### [What to work on]
Report the count of lines where the string "JSON" appears, and nothing else.

### [Dataset extract]
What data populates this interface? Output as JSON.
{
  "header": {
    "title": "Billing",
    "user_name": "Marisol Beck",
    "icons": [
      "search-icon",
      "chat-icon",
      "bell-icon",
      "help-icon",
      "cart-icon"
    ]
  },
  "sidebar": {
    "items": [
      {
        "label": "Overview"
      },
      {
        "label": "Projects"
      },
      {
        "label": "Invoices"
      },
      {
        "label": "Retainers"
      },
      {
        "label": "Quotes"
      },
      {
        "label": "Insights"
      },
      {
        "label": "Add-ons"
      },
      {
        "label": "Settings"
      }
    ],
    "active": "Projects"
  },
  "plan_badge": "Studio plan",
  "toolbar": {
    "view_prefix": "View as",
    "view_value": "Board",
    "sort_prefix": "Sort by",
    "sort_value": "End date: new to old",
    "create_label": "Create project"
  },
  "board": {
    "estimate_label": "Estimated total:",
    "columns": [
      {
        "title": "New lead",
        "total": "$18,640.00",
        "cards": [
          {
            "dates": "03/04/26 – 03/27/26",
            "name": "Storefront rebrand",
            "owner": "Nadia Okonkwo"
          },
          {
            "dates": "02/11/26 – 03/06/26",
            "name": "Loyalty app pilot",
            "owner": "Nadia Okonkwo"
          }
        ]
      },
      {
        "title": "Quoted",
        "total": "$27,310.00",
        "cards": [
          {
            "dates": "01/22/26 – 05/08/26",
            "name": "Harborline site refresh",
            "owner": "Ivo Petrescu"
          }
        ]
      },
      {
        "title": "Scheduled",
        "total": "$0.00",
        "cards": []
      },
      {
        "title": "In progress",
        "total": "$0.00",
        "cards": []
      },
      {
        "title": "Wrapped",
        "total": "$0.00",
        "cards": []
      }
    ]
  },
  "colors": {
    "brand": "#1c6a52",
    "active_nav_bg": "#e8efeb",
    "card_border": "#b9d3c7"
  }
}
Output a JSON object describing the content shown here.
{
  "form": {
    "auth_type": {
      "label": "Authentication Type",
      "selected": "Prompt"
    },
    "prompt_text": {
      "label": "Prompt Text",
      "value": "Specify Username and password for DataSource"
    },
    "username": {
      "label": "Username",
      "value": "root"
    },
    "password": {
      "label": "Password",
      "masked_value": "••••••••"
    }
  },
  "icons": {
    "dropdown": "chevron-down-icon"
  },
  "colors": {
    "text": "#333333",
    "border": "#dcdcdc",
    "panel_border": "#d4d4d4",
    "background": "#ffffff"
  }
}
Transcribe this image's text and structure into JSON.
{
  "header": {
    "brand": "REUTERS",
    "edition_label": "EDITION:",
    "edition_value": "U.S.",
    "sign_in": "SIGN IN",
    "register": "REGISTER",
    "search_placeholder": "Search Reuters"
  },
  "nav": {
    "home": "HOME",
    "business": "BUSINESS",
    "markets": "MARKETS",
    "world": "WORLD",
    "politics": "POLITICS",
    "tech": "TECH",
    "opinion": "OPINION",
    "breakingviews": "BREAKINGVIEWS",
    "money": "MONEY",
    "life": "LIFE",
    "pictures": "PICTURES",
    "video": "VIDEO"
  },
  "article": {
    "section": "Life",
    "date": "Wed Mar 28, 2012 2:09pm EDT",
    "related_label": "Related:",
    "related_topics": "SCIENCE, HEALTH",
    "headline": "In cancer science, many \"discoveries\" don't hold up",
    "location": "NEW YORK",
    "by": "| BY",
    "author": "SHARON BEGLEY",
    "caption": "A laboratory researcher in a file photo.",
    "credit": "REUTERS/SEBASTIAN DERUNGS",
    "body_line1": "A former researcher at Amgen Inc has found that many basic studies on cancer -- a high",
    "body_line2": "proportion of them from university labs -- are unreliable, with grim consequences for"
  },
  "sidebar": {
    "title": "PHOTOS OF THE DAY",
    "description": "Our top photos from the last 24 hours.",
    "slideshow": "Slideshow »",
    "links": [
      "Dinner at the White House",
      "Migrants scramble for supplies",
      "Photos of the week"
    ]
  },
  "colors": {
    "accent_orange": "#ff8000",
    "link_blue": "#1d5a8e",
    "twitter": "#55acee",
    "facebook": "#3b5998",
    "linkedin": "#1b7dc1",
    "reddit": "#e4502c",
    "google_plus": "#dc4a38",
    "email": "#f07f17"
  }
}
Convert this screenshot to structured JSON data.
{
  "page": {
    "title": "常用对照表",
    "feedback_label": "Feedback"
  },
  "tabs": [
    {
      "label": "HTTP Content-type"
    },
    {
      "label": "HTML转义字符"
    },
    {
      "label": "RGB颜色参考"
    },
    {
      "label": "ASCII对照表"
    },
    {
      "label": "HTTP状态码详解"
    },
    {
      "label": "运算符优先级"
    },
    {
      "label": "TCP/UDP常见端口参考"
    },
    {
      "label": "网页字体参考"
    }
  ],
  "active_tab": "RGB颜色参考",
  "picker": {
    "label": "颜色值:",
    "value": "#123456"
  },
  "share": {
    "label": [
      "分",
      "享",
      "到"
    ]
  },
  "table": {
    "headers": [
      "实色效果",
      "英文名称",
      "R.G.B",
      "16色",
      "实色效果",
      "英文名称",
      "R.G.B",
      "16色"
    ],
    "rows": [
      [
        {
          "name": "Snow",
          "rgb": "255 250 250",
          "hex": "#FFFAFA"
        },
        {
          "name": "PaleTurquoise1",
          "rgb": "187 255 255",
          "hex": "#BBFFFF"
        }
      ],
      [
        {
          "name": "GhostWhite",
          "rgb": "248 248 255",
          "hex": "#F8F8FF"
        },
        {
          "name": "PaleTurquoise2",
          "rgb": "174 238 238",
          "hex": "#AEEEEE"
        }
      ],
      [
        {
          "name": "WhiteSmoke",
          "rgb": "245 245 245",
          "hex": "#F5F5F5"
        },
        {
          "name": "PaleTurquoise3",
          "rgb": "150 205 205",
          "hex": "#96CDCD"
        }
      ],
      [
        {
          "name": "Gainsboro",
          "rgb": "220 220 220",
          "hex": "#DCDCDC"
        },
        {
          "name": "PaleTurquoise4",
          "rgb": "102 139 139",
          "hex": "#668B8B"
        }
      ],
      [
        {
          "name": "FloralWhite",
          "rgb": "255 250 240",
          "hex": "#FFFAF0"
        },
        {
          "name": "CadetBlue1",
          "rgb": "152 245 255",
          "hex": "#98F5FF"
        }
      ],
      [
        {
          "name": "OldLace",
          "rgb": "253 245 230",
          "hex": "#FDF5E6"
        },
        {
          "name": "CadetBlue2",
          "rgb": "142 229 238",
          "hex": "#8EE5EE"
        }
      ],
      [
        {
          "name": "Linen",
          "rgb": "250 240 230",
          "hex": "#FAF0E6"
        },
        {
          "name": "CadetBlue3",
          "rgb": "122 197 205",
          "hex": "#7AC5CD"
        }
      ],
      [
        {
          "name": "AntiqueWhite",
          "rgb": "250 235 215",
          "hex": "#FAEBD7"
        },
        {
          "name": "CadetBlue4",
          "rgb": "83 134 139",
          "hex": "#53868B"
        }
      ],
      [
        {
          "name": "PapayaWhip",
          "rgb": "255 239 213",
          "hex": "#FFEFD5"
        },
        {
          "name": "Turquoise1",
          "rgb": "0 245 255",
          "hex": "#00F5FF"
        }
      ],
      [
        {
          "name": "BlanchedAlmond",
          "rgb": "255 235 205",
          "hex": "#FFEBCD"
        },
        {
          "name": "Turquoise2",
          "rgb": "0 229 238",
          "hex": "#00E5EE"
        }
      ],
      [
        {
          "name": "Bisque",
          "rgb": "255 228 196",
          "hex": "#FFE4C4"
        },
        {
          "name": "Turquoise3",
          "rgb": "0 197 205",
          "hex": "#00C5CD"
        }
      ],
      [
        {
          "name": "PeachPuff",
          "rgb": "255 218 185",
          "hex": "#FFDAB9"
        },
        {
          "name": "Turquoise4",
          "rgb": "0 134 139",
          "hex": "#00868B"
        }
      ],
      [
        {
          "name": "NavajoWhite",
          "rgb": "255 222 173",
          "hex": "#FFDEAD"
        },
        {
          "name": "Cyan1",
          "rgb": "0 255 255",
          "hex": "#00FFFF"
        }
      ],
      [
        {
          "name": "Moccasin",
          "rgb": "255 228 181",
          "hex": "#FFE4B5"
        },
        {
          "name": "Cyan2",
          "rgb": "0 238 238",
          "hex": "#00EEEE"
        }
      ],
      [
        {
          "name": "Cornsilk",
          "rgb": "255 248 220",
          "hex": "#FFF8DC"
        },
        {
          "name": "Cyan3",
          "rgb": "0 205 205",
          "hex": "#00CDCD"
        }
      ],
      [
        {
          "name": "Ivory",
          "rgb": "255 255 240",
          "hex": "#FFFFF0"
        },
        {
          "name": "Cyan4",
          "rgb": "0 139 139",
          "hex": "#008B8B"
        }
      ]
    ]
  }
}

### [Result of the exercise]
4